=== INPUT DATA ===

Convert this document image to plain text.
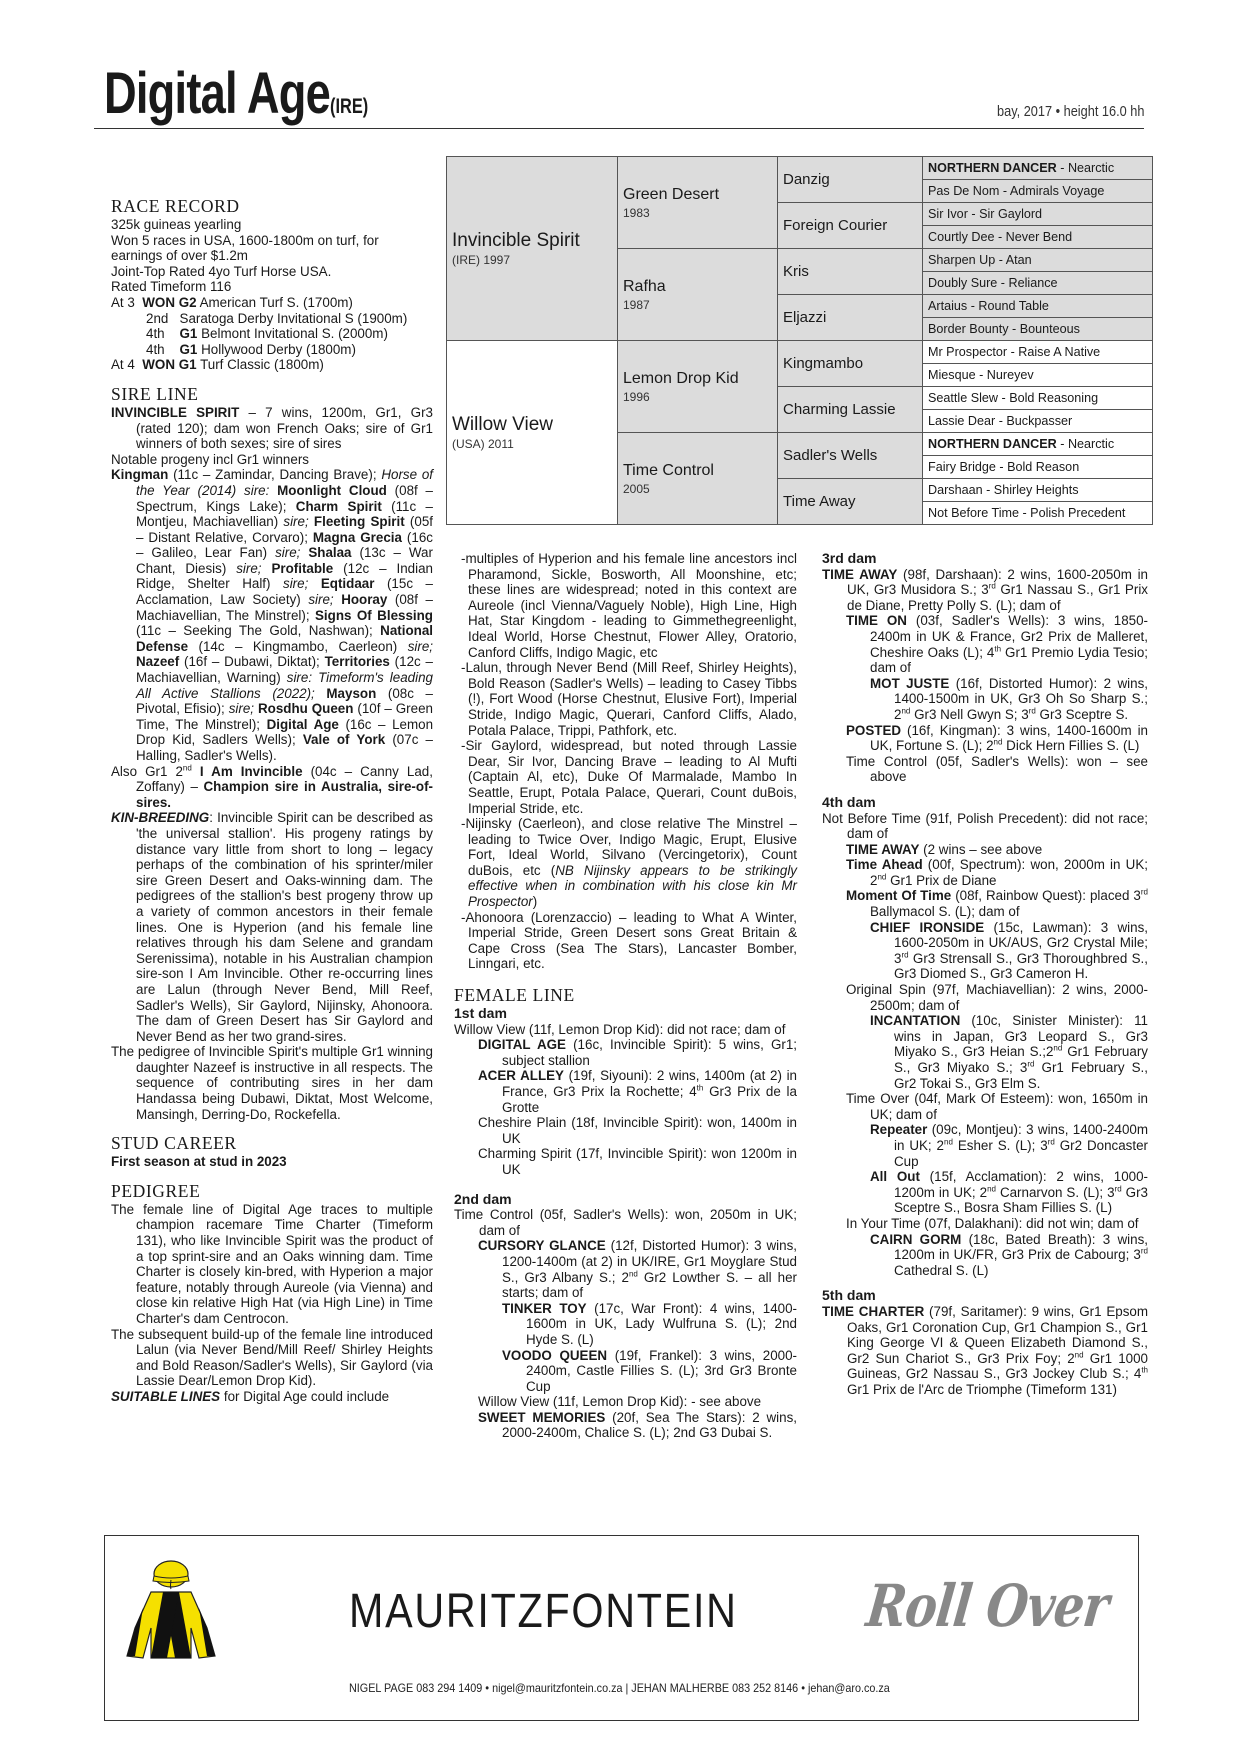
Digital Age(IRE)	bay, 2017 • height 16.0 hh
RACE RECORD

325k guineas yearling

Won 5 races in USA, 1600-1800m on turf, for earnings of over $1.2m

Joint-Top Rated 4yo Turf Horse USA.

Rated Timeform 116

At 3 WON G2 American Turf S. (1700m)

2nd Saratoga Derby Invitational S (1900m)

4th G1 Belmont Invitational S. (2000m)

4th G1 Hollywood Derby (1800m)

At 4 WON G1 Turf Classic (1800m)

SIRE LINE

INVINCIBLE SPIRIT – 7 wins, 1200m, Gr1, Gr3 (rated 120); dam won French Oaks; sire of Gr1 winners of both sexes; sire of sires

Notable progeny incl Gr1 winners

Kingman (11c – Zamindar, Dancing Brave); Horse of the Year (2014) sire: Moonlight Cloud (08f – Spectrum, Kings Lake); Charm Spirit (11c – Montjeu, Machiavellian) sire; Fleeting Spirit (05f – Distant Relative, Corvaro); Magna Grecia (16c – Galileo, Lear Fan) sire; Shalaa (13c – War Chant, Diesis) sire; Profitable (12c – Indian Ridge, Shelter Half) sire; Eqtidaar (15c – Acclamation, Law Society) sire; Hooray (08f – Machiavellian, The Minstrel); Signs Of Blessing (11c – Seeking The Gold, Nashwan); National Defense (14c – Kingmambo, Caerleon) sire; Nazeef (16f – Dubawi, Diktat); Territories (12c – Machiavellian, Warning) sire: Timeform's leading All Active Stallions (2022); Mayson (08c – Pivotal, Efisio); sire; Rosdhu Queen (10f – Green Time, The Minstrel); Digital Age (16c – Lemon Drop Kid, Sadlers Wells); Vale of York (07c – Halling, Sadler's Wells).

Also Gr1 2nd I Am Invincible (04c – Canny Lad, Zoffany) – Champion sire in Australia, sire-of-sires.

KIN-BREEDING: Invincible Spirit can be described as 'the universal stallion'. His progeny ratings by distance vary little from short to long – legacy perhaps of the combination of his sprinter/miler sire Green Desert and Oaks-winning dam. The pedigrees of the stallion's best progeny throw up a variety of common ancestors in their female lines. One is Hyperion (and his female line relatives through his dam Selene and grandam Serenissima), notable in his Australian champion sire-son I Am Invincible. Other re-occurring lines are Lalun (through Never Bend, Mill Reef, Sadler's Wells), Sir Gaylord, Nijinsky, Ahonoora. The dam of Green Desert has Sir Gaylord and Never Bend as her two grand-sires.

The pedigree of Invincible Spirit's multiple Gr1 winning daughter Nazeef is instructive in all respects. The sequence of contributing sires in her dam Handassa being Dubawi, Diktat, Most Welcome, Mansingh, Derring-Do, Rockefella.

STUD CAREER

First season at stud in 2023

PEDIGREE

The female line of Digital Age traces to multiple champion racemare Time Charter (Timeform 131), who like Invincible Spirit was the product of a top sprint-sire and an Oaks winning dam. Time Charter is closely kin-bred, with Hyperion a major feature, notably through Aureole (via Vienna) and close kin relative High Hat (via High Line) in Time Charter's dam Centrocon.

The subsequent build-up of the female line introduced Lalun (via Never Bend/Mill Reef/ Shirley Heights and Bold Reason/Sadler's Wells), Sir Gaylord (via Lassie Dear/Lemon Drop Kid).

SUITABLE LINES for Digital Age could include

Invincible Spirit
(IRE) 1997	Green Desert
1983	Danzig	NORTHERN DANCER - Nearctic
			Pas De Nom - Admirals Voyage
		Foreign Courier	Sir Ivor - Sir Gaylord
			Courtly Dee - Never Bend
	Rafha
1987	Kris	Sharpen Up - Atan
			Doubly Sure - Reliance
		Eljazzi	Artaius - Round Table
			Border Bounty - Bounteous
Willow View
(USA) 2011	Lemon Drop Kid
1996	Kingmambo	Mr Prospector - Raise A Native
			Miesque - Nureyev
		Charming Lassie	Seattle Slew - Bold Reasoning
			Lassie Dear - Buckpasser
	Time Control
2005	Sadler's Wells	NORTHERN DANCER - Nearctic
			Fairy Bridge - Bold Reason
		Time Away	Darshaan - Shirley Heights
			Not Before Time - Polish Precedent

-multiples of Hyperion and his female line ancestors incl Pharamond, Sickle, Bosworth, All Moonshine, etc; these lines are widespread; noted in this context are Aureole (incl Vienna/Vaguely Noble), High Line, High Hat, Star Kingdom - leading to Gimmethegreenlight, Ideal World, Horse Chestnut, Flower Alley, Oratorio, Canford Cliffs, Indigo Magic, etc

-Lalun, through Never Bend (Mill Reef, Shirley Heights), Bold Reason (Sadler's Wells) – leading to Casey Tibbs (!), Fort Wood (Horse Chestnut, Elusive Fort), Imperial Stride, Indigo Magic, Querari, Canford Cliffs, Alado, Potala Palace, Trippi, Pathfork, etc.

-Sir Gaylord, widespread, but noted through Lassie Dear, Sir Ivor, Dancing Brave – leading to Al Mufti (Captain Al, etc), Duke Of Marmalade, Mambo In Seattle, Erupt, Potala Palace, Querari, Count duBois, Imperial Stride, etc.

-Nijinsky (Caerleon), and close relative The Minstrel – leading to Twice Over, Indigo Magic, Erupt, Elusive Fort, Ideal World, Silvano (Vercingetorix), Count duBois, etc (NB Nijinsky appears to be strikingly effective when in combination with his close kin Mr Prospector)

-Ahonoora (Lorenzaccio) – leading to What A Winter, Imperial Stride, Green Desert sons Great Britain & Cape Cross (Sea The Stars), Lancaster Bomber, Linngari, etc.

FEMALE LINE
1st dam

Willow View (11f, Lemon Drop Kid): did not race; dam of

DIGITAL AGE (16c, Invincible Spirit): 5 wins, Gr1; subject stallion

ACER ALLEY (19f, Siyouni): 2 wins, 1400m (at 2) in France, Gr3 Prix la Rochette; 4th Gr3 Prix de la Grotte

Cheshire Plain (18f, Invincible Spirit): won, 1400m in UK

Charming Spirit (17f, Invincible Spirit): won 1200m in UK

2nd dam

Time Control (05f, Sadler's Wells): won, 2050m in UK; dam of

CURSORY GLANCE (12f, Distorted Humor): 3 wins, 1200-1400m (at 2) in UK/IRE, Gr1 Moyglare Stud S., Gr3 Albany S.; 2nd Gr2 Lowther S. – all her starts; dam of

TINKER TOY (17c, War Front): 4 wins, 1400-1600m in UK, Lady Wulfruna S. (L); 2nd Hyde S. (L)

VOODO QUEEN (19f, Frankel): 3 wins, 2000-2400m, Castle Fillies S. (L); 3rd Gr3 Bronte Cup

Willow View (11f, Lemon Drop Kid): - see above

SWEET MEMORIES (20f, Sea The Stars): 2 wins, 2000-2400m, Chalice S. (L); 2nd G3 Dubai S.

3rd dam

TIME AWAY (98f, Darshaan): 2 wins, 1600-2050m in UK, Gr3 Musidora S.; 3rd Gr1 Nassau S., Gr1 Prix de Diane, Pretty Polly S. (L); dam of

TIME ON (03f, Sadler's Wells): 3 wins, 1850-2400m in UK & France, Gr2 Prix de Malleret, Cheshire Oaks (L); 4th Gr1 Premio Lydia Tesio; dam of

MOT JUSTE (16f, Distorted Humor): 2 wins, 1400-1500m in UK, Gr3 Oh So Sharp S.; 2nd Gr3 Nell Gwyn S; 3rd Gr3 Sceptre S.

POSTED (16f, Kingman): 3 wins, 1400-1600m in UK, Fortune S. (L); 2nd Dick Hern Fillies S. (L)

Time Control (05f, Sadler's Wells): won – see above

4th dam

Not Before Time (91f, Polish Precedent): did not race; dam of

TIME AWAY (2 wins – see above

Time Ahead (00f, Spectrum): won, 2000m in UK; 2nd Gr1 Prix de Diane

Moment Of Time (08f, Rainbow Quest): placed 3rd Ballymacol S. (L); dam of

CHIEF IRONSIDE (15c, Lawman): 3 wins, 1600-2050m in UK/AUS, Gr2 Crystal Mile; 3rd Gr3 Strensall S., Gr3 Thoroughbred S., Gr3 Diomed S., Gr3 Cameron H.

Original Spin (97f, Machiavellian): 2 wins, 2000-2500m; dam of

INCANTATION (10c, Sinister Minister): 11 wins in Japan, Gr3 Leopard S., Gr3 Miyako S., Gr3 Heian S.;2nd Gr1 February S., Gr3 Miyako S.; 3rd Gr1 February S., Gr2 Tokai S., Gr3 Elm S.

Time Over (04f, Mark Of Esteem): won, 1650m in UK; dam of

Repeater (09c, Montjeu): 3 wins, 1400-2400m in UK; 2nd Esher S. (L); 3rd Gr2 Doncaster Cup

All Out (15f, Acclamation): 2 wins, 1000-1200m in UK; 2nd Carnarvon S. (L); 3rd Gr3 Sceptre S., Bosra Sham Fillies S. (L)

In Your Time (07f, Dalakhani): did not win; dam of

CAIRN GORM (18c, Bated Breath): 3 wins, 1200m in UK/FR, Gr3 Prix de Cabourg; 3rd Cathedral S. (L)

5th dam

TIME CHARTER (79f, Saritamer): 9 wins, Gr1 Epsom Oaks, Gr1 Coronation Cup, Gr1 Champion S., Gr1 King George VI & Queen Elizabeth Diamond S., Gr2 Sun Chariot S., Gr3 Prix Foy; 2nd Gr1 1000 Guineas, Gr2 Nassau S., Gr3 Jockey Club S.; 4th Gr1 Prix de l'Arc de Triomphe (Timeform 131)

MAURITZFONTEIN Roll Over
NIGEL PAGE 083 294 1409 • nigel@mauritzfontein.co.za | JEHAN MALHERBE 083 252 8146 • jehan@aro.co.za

===

*STATED PROBLEM*
Check each line of the records for "Querari" and copy the ones that contain it.

*CORRECT RESULT*
-Lalun, through Never Bend (Mill Reef, Shirley Heights), Bold Reason (Sadler's Wells) – leading to Casey Tibbs (!), Fort Wood (Horse Chestnut, Elusive Fort), Imperial Stride, Indigo Magic, Querari, Canford Cliffs, Alado, Potala Palace, Trippi, Pathfork, etc.
-Sir Gaylord, widespread, but noted through Lassie Dear, Sir Ivor, Dancing Brave – leading to Al Mufti (Captain Al, etc), Duke Of Marmalade, Mambo In Seattle, Erupt, Potala Palace, Querari, Count duBois, Imperial Stride, etc.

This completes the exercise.